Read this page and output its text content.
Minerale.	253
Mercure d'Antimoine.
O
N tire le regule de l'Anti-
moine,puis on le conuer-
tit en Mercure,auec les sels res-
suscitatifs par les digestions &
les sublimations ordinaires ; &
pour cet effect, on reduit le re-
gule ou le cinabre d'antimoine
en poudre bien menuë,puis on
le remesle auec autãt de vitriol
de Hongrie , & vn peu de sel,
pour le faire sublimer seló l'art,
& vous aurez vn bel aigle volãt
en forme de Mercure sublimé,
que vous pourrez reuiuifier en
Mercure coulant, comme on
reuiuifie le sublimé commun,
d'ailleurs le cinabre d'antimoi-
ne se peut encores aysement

====

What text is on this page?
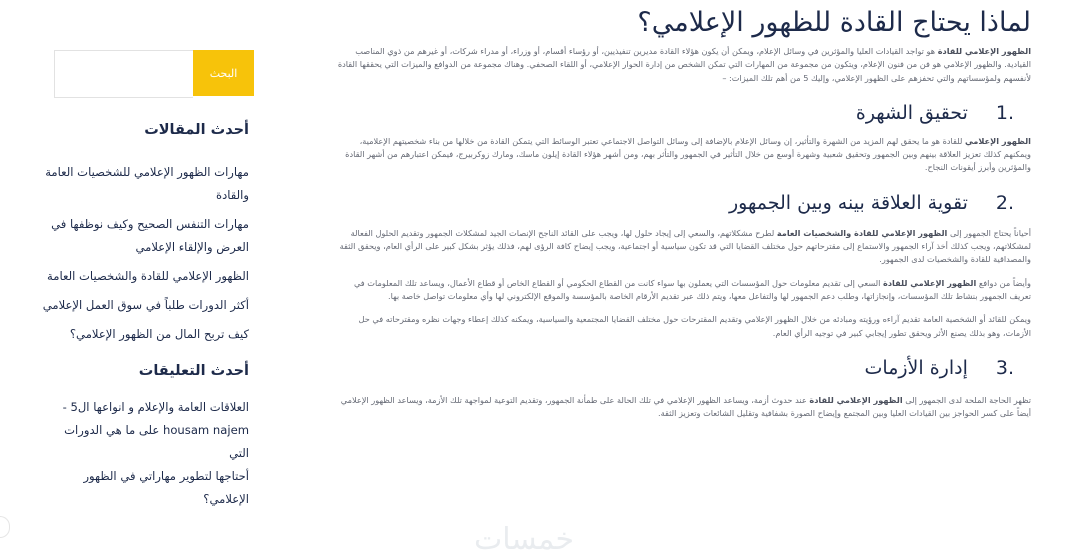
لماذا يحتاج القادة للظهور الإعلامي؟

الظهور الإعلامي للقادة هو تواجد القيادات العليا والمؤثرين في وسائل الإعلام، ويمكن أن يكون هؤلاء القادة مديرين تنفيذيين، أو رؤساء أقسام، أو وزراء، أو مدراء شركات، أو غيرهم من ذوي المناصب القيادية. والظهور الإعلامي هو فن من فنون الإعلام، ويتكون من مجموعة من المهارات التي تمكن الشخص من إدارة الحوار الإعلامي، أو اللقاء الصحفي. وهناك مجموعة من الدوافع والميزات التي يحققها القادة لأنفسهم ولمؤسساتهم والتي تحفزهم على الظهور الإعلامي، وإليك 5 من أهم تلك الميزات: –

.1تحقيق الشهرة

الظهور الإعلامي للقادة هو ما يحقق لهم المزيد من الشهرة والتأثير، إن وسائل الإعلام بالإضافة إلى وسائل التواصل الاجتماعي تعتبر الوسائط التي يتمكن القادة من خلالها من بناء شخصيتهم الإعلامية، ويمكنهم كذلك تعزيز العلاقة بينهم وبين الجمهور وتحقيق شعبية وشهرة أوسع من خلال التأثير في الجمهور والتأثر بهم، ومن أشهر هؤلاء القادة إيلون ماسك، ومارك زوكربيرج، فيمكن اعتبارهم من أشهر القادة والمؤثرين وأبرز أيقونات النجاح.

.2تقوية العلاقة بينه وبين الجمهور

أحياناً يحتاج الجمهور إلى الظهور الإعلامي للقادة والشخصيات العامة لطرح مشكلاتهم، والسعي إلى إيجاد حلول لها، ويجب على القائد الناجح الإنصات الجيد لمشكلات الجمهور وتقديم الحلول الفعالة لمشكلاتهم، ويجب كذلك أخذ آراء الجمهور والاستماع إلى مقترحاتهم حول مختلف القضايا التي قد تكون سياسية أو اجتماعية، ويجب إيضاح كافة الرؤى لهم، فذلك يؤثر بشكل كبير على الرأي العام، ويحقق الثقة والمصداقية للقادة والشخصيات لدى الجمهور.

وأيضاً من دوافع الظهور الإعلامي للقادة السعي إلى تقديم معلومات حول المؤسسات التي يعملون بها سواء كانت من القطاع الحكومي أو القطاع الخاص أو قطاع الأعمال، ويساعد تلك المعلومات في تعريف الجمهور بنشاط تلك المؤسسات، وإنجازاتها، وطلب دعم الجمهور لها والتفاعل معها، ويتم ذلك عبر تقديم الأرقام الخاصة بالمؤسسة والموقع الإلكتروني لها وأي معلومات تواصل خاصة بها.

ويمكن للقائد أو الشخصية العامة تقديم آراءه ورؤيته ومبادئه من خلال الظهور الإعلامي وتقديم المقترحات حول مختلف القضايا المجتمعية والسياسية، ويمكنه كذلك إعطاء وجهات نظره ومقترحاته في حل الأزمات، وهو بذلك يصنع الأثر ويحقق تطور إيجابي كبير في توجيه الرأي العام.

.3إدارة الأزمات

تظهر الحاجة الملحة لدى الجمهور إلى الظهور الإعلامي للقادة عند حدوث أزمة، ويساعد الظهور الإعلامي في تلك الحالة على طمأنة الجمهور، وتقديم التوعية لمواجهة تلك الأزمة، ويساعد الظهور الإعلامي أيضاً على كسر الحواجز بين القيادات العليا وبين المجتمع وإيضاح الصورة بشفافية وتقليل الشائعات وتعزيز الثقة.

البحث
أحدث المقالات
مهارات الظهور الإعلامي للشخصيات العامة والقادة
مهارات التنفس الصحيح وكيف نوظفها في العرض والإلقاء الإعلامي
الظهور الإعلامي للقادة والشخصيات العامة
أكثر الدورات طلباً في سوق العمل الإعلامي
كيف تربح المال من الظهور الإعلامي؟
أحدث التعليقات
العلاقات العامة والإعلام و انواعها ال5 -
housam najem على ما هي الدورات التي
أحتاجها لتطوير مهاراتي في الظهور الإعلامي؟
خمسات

====

◆ **WHAT YOU HAVE TO DO**
Your answer should be only the number of lines that hold the word "والشخصيات".

◆ **RESULT**
2